Stored items from a collection
━━━━━━━━
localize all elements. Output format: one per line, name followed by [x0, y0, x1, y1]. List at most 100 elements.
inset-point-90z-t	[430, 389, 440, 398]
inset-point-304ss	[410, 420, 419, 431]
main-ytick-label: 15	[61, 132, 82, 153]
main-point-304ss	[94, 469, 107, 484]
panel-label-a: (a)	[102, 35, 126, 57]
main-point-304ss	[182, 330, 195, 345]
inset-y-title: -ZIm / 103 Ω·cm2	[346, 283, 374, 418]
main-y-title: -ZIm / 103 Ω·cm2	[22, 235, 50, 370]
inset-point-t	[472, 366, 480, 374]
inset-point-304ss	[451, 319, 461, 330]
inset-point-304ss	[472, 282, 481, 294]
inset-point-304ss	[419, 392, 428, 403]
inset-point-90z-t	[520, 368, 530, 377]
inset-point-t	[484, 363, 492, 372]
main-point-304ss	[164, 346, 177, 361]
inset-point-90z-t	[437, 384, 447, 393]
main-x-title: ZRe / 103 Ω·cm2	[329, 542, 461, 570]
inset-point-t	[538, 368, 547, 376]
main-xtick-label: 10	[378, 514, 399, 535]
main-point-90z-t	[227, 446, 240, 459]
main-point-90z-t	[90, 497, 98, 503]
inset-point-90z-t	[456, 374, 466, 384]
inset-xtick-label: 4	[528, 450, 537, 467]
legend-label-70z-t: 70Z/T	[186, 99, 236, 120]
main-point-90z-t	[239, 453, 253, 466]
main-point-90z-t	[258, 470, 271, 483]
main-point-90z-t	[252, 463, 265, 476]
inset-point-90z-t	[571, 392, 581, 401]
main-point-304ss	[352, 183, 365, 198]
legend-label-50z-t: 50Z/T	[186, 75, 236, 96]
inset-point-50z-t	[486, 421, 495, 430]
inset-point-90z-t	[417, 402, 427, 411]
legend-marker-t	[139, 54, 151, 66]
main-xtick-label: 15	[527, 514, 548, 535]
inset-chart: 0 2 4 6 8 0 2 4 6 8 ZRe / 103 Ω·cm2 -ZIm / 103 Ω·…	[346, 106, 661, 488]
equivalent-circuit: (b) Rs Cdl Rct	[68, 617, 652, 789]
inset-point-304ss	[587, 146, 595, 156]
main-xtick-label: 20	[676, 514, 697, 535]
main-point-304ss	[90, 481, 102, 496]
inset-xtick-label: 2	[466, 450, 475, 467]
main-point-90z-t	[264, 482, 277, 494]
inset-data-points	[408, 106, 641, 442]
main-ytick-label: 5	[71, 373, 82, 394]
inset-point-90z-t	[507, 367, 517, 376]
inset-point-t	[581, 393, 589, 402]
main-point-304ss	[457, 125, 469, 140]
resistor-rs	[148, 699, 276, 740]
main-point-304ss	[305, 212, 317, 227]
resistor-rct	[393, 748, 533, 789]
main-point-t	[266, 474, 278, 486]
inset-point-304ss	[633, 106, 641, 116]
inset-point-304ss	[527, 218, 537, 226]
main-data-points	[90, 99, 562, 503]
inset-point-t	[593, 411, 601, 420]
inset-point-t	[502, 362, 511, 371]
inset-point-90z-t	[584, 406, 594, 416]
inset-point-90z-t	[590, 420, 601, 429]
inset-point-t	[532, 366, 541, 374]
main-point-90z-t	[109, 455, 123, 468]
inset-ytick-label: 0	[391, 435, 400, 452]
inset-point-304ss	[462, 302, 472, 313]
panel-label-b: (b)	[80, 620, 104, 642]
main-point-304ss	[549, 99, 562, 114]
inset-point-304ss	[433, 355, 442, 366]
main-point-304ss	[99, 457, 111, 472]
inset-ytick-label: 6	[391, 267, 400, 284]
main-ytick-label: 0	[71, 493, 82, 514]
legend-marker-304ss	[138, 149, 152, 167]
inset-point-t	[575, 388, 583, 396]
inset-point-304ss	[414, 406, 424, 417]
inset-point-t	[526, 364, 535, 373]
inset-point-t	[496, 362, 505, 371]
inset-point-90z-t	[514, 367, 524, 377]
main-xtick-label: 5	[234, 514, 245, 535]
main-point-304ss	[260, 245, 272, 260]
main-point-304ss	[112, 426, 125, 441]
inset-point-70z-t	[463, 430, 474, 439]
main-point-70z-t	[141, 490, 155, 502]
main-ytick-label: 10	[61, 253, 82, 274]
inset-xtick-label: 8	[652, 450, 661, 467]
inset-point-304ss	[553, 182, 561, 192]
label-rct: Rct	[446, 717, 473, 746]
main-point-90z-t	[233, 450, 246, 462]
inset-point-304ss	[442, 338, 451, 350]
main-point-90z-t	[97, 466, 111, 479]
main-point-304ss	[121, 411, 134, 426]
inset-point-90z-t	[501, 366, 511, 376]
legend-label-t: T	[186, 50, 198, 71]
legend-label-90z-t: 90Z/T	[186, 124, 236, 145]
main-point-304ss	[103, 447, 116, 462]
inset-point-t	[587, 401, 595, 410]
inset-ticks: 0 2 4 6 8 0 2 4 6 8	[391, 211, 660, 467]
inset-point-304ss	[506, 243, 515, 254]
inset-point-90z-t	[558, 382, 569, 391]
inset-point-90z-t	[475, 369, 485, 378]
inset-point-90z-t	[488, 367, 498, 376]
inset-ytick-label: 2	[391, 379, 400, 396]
━━━━━━━━
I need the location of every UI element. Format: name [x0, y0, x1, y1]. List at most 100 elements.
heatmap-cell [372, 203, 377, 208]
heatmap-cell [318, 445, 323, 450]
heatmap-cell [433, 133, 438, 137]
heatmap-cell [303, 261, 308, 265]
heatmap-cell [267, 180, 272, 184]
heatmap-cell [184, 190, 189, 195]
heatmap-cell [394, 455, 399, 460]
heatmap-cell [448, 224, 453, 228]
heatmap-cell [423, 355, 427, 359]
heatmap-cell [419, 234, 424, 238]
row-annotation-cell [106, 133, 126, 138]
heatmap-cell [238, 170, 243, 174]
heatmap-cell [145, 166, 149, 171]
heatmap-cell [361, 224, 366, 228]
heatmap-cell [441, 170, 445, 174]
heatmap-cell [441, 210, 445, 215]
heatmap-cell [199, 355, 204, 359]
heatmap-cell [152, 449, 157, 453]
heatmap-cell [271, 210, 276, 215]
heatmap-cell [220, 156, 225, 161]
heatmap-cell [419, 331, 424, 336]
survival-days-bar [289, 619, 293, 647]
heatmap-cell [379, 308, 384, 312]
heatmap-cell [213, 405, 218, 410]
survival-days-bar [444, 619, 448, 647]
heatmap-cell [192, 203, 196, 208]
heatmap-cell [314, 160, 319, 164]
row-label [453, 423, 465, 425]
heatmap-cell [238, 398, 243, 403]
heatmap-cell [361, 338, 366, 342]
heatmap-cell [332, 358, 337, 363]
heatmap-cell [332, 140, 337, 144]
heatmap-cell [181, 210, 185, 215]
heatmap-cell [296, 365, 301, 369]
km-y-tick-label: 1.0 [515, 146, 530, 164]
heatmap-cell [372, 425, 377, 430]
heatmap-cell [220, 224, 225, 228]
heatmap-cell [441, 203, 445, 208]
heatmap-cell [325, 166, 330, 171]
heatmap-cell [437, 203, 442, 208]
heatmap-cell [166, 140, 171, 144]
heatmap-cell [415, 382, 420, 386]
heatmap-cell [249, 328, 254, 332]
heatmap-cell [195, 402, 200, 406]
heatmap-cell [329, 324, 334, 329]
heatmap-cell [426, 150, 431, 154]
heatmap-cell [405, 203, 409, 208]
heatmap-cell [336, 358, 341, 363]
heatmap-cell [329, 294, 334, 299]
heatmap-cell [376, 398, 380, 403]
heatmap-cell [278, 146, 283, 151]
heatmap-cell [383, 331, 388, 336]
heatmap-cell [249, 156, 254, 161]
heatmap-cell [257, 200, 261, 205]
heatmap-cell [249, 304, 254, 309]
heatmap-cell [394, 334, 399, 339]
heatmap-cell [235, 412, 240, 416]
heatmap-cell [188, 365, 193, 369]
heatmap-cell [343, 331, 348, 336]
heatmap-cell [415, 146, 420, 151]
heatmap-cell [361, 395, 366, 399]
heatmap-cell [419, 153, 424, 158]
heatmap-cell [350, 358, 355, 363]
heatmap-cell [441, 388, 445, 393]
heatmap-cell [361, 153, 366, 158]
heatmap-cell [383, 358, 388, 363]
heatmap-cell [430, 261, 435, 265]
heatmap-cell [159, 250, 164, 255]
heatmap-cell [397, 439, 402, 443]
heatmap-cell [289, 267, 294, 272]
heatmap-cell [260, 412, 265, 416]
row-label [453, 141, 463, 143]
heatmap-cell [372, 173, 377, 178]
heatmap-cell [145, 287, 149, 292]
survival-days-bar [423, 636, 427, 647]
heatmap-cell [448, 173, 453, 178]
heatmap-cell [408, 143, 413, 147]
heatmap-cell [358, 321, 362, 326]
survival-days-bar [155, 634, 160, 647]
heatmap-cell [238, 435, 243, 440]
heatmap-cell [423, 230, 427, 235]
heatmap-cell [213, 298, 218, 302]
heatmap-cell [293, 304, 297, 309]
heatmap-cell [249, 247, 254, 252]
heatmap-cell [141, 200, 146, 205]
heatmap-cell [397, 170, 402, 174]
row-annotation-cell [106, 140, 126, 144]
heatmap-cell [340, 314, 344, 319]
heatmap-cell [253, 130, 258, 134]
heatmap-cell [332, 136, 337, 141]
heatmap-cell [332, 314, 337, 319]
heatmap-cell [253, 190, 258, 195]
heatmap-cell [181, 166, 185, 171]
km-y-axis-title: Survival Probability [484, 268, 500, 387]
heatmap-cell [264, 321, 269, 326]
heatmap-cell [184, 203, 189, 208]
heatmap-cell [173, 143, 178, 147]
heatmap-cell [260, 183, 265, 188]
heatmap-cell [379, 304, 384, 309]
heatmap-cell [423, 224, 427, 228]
━━━━━━━━
Stated task:
Please quote the records from the line containing "localize all elements." through the line containing "330, 195, 345]", keeping every character the same.

Result for this task:
localize all elements. Output format: one per line, name followed by [x0, y0, x1, y1]. List at most 100 elements.
inset-point-90z-t	[430, 389, 440, 398]
inset-point-304ss	[410, 420, 419, 431]
main-ytick-label: 15	[61, 132, 82, 153]
main-point-304ss	[94, 469, 107, 484]
panel-label-a: (a)	[102, 35, 126, 57]
main-point-304ss	[182, 330, 195, 345]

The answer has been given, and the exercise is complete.